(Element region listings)
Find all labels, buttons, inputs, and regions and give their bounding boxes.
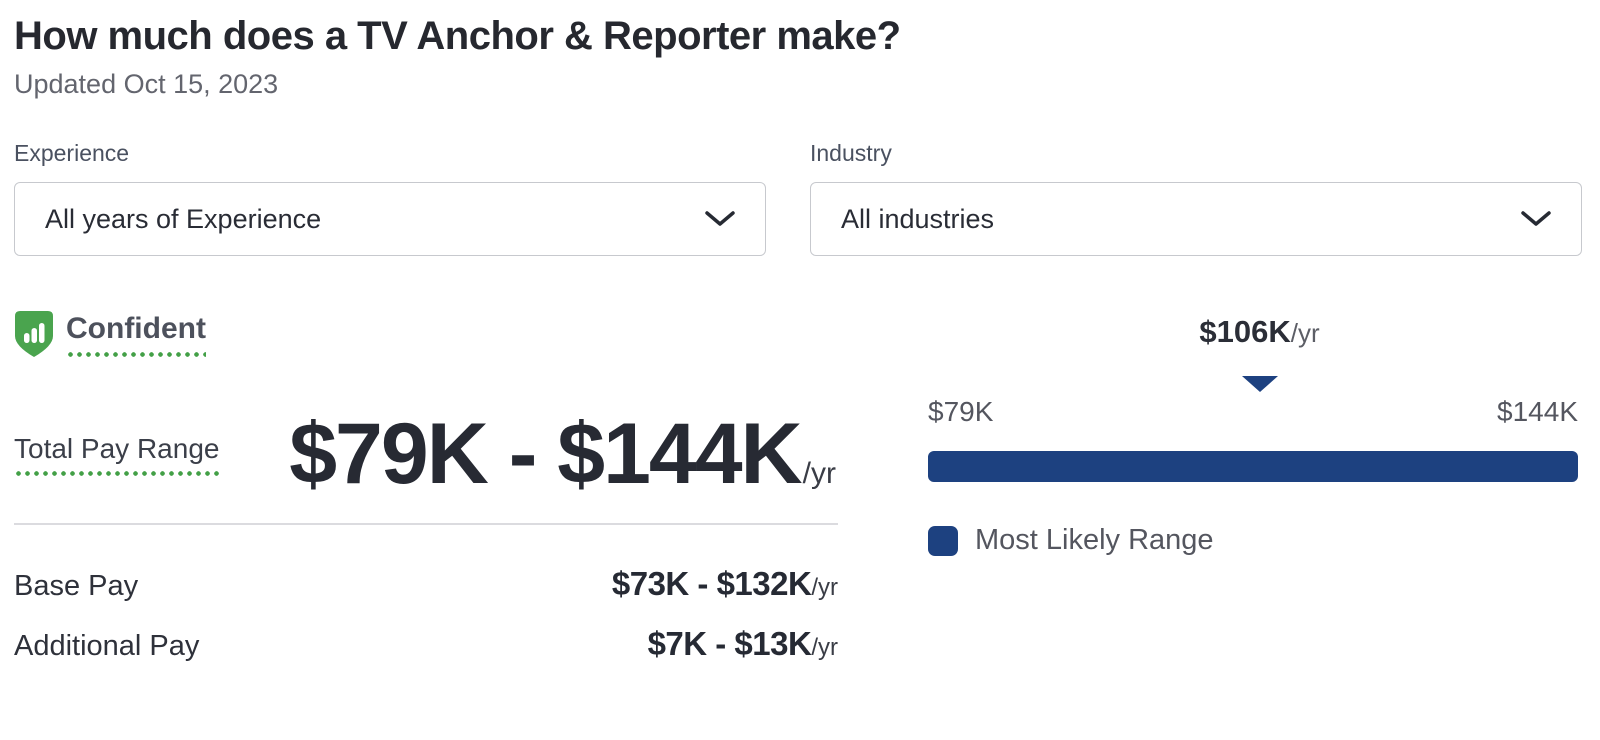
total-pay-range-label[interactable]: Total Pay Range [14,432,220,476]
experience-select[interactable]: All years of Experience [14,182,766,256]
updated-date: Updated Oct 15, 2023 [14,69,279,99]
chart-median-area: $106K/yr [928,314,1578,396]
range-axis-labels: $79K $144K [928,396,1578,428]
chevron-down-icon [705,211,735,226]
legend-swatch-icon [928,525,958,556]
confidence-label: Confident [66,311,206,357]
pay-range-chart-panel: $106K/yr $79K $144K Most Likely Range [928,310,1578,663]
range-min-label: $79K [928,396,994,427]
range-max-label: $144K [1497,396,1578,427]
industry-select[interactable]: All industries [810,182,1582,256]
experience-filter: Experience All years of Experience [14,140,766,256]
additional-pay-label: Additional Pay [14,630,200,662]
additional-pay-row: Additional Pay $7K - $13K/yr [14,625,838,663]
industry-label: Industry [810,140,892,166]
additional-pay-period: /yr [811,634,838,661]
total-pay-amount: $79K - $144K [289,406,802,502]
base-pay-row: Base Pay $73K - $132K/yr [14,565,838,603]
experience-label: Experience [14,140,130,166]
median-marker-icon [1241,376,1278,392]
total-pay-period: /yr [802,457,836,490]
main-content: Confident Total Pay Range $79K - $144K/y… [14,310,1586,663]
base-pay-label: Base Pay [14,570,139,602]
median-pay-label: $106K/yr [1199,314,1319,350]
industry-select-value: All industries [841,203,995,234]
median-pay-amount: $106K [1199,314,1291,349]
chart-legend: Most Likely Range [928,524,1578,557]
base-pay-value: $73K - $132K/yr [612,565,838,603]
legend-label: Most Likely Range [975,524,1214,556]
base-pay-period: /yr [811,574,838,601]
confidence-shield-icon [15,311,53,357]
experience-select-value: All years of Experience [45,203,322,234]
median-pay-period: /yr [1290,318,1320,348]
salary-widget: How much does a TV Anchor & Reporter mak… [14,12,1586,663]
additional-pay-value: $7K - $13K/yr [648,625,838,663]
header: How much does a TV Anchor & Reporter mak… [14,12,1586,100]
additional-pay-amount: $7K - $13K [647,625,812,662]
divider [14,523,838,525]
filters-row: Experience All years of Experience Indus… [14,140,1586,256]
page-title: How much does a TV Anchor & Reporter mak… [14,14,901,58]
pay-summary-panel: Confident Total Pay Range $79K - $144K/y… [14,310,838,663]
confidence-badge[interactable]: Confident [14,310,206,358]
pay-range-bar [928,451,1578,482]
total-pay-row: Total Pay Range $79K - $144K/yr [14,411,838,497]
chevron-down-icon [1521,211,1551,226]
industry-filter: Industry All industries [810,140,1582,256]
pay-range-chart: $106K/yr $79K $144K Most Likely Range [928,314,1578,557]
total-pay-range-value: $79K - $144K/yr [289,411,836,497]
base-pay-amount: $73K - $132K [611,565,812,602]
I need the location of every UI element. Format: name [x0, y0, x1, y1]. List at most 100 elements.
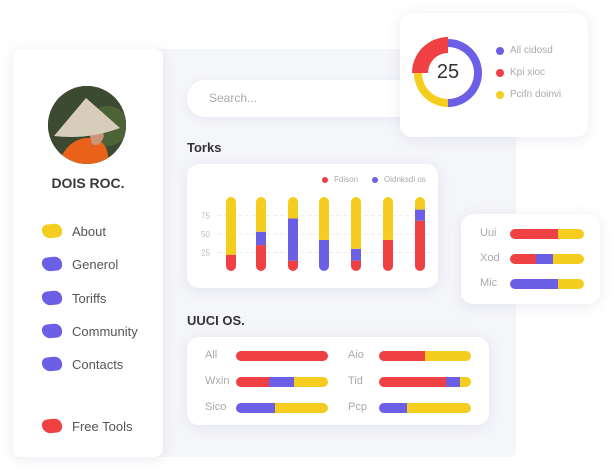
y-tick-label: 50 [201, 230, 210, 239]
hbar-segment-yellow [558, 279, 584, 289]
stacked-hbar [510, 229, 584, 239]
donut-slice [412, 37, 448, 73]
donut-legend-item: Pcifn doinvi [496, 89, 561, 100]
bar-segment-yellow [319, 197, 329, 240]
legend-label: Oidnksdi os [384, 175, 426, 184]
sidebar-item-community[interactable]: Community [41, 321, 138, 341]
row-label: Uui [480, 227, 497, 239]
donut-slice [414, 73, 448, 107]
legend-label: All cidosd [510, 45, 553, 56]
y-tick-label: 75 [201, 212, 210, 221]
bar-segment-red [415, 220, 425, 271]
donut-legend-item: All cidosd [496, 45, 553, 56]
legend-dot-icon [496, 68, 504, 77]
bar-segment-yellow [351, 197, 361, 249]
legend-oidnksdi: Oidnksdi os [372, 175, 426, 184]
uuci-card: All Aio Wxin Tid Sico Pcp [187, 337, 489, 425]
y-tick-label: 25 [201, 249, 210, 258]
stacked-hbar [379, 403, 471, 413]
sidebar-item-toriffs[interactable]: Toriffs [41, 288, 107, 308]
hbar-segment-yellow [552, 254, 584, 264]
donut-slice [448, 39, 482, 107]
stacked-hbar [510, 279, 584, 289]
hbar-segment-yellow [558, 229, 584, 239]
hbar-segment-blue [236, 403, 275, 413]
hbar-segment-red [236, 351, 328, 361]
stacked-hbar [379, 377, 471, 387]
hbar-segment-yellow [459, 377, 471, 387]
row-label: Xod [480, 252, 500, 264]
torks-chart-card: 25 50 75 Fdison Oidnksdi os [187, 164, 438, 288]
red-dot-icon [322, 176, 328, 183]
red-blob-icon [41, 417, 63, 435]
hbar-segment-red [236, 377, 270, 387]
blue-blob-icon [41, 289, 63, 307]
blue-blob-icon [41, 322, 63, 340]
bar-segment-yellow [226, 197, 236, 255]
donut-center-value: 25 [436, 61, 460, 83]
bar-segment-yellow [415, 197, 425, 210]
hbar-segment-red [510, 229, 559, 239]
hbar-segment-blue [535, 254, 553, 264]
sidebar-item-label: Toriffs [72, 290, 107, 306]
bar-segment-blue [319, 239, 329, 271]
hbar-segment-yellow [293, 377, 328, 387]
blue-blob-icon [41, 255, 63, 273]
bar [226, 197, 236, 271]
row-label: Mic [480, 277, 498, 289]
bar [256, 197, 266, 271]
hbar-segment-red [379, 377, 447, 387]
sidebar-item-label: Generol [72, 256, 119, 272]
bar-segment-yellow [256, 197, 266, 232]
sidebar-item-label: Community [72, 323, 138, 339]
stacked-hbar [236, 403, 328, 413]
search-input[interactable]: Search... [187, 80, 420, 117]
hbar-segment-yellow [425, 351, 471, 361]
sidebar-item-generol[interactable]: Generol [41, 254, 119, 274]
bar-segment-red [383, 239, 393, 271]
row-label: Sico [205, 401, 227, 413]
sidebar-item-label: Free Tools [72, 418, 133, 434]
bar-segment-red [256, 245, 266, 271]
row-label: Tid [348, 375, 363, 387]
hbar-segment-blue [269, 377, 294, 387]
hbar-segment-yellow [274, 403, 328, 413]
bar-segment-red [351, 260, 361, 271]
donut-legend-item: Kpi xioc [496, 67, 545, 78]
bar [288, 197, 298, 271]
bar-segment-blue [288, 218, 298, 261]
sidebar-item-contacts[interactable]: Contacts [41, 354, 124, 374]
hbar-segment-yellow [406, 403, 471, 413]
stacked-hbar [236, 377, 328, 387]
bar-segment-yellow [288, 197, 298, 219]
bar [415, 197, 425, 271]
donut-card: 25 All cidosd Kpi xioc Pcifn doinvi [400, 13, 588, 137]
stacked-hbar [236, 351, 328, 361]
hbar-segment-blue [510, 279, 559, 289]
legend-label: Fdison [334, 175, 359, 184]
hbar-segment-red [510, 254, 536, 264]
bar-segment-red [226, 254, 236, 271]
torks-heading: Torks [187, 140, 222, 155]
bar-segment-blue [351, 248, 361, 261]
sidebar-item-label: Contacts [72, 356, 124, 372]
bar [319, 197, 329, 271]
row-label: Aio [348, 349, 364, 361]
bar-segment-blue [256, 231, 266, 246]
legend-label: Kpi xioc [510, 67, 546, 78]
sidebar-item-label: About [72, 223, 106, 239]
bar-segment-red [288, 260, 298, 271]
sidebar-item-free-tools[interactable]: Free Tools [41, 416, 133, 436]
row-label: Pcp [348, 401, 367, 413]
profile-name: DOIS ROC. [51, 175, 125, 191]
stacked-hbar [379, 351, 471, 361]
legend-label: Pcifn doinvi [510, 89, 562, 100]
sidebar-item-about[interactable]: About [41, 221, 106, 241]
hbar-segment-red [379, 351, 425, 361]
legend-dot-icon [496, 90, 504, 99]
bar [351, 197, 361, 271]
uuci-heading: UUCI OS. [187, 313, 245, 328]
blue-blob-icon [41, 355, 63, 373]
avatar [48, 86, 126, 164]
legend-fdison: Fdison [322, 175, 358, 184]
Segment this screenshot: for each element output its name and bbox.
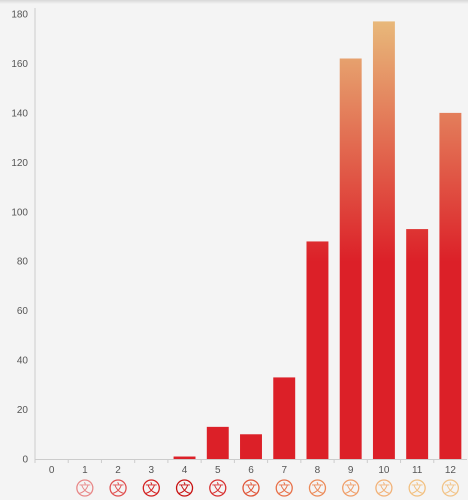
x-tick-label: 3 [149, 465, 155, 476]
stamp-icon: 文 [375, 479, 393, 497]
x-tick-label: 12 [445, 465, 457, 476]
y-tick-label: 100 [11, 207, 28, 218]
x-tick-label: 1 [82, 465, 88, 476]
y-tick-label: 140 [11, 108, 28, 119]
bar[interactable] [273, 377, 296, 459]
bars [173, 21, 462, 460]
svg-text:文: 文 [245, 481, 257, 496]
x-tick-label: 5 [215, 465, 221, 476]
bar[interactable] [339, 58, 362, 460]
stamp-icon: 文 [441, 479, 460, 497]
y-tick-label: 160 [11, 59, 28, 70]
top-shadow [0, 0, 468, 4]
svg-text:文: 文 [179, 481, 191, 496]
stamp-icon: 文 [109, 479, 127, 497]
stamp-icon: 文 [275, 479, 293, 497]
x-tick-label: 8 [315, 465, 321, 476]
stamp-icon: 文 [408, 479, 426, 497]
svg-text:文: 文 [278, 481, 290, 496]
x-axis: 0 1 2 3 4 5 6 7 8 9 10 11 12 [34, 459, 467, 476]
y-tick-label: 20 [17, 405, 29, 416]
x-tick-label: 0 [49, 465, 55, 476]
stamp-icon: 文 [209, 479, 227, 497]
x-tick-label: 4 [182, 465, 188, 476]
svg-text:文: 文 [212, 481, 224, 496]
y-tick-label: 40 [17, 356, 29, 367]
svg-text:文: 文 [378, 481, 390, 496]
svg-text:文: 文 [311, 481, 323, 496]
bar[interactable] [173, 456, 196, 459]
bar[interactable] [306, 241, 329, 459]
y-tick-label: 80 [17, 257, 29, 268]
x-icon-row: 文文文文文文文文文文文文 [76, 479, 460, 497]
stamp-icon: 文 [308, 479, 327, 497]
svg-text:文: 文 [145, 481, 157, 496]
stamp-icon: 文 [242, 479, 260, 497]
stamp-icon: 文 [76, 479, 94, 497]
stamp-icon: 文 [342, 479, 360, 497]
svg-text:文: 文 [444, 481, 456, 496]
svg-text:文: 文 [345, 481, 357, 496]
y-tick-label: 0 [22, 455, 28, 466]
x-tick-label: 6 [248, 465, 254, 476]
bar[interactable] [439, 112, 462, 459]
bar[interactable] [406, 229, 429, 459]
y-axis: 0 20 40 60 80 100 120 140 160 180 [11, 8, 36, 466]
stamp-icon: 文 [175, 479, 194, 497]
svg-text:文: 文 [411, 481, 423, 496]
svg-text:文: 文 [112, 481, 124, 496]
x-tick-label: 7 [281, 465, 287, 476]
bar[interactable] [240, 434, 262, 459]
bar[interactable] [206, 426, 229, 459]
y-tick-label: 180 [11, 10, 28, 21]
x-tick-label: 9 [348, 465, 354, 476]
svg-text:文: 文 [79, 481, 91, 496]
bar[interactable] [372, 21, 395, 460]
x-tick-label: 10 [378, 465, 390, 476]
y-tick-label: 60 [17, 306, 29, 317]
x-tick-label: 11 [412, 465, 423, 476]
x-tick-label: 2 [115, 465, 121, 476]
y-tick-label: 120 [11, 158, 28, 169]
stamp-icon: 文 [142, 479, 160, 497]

Task instructions
Arrange the rows above as a numbered list, starting at the line that contains "x-tick-label: 3 [149, 465, 155, 476]" and ending at the line that contains "svg-text:文: 文 [245, 481, 257, 496]". Leave out any blank lines.

Written response
1. x-tick-label: 3 [149, 465, 155, 476]
2. stamp-icon: 文 [375, 479, 393, 497]
3. x-tick-label: 12 [445, 465, 457, 476]
4. y-tick-label: 100 [11, 207, 28, 218]
5. x-tick-label: 1 [82, 465, 88, 476]
6. y-tick-label: 140 [11, 108, 28, 119]
7. bar[interactable] [273, 377, 296, 459]
8. bars [173, 21, 462, 460]
9. svg-text:文: 文 [245, 481, 257, 496]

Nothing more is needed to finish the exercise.